>> begin

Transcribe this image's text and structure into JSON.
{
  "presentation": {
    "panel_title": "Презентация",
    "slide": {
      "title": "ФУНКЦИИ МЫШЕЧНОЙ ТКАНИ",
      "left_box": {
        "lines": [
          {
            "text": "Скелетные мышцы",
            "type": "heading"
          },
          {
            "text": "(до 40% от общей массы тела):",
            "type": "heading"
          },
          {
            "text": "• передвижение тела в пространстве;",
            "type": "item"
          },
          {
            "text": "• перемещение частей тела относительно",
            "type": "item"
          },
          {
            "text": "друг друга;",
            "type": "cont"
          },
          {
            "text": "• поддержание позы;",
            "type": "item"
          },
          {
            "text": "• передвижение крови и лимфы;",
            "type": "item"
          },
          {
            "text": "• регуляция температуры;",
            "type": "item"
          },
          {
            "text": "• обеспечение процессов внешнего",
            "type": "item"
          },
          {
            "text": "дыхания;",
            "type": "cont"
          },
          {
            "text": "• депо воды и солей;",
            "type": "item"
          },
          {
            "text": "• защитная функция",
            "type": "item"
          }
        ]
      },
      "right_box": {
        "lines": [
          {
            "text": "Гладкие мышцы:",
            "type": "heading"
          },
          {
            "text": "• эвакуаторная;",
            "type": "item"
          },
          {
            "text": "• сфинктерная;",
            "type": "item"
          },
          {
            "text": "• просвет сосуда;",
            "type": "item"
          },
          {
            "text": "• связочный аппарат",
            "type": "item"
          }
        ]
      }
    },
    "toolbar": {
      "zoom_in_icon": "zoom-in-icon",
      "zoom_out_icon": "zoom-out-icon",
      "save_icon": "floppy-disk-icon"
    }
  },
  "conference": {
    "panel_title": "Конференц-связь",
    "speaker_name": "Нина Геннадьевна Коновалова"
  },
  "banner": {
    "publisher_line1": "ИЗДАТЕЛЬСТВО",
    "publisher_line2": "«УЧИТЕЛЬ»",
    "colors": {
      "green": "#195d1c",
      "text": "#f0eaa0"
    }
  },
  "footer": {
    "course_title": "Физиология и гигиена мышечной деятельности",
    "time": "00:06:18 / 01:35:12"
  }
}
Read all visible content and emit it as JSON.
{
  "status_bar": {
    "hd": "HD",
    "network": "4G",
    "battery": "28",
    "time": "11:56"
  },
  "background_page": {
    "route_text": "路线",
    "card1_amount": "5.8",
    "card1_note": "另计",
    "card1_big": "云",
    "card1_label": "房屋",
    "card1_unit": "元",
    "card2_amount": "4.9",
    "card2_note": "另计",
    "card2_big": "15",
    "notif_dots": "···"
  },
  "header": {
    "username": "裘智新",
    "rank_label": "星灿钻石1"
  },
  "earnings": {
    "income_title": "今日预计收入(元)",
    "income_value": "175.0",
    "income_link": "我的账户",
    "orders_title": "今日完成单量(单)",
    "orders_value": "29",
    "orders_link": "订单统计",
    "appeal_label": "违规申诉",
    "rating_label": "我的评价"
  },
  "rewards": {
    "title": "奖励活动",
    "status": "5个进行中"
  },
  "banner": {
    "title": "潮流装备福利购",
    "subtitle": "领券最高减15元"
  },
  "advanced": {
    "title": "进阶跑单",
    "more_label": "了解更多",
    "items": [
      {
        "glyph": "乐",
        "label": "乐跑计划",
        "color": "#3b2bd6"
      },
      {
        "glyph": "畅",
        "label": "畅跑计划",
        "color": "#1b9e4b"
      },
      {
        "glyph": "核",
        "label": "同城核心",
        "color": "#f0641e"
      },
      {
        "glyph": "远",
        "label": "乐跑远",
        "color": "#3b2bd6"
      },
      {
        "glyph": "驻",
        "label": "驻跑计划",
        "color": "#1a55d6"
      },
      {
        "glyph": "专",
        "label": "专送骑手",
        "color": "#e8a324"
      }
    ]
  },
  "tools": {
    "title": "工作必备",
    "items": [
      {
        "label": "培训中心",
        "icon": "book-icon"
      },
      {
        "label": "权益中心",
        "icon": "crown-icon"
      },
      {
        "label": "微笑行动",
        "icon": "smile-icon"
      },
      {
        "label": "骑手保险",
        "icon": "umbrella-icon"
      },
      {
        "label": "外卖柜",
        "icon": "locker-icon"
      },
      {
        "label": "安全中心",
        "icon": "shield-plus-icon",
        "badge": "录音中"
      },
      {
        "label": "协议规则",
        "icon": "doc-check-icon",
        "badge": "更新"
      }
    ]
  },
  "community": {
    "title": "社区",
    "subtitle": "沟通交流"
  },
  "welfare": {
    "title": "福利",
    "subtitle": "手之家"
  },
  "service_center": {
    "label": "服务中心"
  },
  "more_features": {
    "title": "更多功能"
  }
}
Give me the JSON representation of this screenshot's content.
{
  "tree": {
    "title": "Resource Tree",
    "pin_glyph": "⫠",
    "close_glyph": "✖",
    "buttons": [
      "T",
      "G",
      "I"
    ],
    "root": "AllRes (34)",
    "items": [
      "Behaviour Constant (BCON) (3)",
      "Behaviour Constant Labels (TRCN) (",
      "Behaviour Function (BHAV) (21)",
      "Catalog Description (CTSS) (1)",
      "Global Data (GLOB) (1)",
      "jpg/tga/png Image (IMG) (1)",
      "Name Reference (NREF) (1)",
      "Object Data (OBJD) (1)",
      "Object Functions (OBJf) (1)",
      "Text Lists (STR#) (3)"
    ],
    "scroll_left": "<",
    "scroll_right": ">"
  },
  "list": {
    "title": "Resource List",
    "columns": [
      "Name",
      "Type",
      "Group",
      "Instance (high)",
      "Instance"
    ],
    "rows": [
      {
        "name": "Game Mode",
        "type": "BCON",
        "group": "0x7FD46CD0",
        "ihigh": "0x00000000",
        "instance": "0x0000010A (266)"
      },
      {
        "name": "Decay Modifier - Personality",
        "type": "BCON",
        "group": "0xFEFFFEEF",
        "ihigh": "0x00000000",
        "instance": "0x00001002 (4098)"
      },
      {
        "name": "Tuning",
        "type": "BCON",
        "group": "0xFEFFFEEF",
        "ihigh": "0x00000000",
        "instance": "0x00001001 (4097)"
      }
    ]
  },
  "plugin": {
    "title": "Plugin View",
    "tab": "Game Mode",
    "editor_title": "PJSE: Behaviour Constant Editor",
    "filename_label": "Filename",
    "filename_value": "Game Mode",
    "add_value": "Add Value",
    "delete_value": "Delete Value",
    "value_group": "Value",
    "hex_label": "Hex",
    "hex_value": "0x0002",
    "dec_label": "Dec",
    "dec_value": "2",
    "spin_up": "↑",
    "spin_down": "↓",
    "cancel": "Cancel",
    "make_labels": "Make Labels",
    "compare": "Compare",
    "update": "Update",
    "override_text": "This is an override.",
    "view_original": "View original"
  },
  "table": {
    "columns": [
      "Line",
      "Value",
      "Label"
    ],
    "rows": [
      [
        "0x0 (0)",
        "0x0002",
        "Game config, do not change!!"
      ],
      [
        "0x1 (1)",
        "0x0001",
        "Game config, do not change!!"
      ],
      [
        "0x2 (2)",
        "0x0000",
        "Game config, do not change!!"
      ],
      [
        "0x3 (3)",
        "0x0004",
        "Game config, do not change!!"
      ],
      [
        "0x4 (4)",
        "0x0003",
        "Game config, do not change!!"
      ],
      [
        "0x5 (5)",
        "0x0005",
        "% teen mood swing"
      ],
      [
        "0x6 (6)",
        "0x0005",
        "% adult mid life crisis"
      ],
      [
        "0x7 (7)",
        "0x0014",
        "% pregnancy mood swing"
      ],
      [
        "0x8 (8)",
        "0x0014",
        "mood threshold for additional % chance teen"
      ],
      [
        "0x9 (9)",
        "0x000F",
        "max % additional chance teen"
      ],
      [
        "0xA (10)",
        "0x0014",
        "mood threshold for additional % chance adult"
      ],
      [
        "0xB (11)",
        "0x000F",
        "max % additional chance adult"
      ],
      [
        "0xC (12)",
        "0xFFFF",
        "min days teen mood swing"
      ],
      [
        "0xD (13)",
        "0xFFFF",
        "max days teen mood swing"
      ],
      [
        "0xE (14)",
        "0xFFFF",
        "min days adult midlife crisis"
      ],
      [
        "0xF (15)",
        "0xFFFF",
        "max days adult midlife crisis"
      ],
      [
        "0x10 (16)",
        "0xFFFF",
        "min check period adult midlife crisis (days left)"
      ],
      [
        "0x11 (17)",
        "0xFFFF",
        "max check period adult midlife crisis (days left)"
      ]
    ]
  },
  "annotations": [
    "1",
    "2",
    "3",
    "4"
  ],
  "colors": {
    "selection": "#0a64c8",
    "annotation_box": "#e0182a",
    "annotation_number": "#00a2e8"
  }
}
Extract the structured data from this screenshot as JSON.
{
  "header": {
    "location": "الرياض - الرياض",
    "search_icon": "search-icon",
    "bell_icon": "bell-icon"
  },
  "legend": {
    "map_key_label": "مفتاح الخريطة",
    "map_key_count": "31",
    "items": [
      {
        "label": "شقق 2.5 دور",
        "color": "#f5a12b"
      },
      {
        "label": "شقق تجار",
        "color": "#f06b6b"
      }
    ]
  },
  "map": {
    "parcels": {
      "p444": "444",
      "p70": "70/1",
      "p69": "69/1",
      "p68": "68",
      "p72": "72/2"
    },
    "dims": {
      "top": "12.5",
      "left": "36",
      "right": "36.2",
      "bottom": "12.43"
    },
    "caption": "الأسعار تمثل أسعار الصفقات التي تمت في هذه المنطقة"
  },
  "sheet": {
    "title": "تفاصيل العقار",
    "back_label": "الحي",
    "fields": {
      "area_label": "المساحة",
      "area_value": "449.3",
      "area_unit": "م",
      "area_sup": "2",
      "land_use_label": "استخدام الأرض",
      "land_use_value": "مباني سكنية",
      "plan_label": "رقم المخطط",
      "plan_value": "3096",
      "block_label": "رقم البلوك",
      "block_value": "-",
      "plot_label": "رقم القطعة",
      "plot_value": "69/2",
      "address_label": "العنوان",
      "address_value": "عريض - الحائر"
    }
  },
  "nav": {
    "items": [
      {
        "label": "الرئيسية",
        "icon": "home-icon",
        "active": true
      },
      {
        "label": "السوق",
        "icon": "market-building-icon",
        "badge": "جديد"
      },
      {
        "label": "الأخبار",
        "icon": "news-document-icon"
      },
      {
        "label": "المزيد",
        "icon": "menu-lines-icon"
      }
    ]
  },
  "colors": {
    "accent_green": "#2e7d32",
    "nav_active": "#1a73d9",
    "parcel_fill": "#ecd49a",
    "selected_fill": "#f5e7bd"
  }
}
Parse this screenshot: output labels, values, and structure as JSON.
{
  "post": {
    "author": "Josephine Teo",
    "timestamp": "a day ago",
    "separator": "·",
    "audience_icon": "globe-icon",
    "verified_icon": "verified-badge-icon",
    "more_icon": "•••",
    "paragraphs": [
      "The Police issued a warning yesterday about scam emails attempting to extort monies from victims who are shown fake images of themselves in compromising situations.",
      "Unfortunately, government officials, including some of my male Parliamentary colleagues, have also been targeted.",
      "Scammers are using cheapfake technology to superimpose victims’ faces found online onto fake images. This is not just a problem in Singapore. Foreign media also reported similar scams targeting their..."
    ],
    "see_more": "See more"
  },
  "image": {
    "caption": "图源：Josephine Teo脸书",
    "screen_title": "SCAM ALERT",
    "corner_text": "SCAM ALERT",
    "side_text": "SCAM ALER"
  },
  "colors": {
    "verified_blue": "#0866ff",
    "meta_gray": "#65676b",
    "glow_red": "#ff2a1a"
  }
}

>> end

EXERCISE ▸ Show all lines in the entries above where the string "subtitle" appears.

RESULT OF THE TASK ▸
    "subtitle": "领券最高减15元"
    "subtitle": "沟通交流"
    "subtitle": "手之家"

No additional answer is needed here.